**** DATA SUPPLIED ****
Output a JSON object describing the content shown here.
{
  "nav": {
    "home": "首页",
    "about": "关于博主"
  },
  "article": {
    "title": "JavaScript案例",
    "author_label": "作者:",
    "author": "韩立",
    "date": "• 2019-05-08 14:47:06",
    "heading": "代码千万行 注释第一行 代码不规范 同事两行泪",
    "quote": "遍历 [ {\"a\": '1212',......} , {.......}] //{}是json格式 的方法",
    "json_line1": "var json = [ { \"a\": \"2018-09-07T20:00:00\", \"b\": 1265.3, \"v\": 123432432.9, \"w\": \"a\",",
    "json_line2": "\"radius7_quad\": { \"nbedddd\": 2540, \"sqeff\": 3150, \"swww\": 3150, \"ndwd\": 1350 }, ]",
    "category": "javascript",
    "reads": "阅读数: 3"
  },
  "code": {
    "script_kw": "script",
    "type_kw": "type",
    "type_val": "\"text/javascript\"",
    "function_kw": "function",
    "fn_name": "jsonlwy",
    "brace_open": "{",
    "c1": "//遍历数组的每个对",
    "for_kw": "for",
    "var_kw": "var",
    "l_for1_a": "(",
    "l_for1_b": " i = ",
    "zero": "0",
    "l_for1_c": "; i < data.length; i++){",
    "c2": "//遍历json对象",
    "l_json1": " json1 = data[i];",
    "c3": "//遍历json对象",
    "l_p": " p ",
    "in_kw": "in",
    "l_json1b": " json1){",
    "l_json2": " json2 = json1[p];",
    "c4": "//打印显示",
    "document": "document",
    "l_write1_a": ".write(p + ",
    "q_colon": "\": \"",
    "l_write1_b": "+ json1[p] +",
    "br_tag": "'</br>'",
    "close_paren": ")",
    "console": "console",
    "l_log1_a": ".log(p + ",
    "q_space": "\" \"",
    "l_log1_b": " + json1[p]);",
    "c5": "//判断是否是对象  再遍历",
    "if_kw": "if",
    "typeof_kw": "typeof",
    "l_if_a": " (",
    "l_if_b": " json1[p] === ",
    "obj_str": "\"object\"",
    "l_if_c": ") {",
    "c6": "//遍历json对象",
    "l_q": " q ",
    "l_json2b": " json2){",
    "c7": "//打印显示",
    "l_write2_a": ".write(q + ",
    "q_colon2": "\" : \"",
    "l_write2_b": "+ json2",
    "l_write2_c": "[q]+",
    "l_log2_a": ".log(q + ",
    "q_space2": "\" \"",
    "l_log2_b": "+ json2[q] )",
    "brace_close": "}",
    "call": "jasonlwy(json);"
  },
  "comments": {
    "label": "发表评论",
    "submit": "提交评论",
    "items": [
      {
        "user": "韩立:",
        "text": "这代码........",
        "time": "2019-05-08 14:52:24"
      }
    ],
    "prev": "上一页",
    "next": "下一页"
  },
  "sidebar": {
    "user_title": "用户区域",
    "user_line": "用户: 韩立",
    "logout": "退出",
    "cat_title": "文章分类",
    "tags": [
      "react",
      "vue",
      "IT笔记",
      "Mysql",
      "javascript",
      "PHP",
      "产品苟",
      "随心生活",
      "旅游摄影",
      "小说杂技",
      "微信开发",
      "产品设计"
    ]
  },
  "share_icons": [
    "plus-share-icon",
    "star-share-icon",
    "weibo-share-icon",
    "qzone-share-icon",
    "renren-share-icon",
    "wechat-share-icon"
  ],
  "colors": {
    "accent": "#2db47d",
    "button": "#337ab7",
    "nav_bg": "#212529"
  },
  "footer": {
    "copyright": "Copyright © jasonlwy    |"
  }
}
****
The records above need to be transcribed in full. Keep every character unchanged.

• **REPLY**
Output a JSON object describing the content shown here.
{
  "nav": {
    "home": "首页",
    "about": "关于博主"
  },
  "article": {
    "title": "JavaScript案例",
    "author_label": "作者:",
    "author": "韩立",
    "date": "• 2019-05-08 14:47:06",
    "heading": "代码千万行 注释第一行 代码不规范 同事两行泪",
    "quote": "遍历 [ {\"a\": '1212',......} , {.......}] //{}是json格式 的方法",
    "json_line1": "var json = [ { \"a\": \"2018-09-07T20:00:00\", \"b\": 1265.3, \"v\": 123432432.9, \"w\": \"a\",",
    "json_line2": "\"radius7_quad\": { \"nbedddd\": 2540, \"sqeff\": 3150, \"swww\": 3150, \"ndwd\": 1350 }, ]",
    "category": "javascript",
    "reads": "阅读数: 3"
  },
  "code": {
    "script_kw": "script",
    "type_kw": "type",
    "type_val": "\"text/javascript\"",
    "function_kw": "function",
    "fn_name": "jsonlwy",
    "brace_open": "{",
    "c1": "//遍历数组的每个对",
    "for_kw": "for",
    "var_kw": "var",
    "l_for1_a": "(",
    "l_for1_b": " i = ",
    "zero": "0",
    "l_for1_c": "; i < data.length; i++){",
    "c2": "//遍历json对象",
    "l_json1": " json1 = data[i];",
    "c3": "//遍历json对象",
    "l_p": " p ",
    "in_kw": "in",
    "l_json1b": " json1){",
    "l_json2": " json2 = json1[p];",
    "c4": "//打印显示",
    "document": "document",
    "l_write1_a": ".write(p + ",
    "q_colon": "\": \"",
    "l_write1_b": "+ json1[p] +",
    "br_tag": "'</br>'",
    "close_paren": ")",
    "console": "console",
    "l_log1_a": ".log(p + ",
    "q_space": "\" \"",
    "l_log1_b": " + json1[p]);",
    "c5": "//判断是否是对象  再遍历",
    "if_kw": "if",
    "typeof_kw": "typeof",
    "l_if_a": " (",
    "l_if_b": " json1[p] === ",
    "obj_str": "\"object\"",
    "l_if_c": ") {",
    "c6": "//遍历json对象",
    "l_q": " q ",
    "l_json2b": " json2){",
    "c7": "//打印显示",
    "l_write2_a": ".write(q + ",
    "q_colon2": "\" : \"",
    "l_write2_b": "+ json2",
    "l_write2_c": "[q]+",
    "l_log2_a": ".log(q + ",
    "q_space2": "\" \"",
    "l_log2_b": "+ json2[q] )",
    "brace_close": "}",
    "call": "jasonlwy(json);"
  },
  "comments": {
    "label": "发表评论",
    "submit": "提交评论",
    "items": [
      {
        "user": "韩立:",
        "text": "这代码........",
        "time": "2019-05-08 14:52:24"
      }
    ],
    "prev": "上一页",
    "next": "下一页"
  },
  "sidebar": {
    "user_title": "用户区域",
    "user_line": "用户: 韩立",
    "logout": "退出",
    "cat_title": "文章分类",
    "tags": [
      "react",
      "vue",
      "IT笔记",
      "Mysql",
      "javascript",
      "PHP",
      "产品苟",
      "随心生活",
      "旅游摄影",
      "小说杂技",
      "微信开发",
      "产品设计"
    ]
  },
  "share_icons": [
    "plus-share-icon",
    "star-share-icon",
    "weibo-share-icon",
    "qzone-share-icon",
    "renren-share-icon",
    "wechat-share-icon"
  ],
  "colors": {
    "accent": "#2db47d",
    "button": "#337ab7",
    "nav_bg": "#212529"
  },
  "footer": {
    "copyright": "Copyright © jasonlwy    |"
  }
}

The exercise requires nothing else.